#### GIVEN REQUEST
Collect every line that includes the string "Local".

#### Records
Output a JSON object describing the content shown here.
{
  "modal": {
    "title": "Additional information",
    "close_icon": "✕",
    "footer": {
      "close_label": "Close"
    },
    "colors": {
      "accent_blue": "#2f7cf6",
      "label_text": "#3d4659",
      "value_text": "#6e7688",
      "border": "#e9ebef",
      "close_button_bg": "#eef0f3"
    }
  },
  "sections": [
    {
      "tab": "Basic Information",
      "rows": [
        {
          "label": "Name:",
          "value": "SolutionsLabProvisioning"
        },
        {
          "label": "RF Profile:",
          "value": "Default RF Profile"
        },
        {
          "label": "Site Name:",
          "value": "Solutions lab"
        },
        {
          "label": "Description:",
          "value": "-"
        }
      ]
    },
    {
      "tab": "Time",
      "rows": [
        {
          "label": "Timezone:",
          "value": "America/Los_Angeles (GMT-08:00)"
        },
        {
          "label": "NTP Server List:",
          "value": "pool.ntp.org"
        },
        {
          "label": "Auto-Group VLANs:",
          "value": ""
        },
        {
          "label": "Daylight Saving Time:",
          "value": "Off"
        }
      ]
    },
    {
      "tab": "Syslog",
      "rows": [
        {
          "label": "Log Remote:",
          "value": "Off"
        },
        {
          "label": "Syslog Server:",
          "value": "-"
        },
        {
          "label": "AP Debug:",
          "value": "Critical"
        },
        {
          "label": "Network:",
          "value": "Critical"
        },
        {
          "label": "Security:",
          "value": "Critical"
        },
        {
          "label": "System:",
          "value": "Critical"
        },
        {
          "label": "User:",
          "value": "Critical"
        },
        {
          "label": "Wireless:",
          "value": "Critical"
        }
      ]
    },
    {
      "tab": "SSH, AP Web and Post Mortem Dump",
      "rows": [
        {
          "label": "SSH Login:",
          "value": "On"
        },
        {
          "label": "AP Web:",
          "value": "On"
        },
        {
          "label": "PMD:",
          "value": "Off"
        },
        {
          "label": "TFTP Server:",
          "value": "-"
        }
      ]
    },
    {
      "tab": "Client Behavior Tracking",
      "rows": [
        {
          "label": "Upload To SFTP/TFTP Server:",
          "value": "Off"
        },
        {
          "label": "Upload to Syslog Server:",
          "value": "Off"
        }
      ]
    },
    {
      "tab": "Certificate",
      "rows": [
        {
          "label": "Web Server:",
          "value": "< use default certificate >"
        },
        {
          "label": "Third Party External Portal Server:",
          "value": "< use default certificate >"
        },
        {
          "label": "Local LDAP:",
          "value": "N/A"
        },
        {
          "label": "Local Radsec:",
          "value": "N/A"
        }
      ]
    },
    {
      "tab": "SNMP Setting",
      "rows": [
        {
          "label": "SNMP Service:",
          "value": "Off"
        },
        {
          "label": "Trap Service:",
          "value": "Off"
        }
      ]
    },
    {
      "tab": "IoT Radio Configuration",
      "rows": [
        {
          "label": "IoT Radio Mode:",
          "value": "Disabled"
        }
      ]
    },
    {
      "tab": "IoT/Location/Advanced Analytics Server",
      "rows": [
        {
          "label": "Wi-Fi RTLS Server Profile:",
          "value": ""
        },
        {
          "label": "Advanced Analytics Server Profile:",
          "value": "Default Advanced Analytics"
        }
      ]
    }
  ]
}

#### SOLUTION FOR THIS PROBLEM
          "label": "Local LDAP:",
          "label": "Local Radsec:",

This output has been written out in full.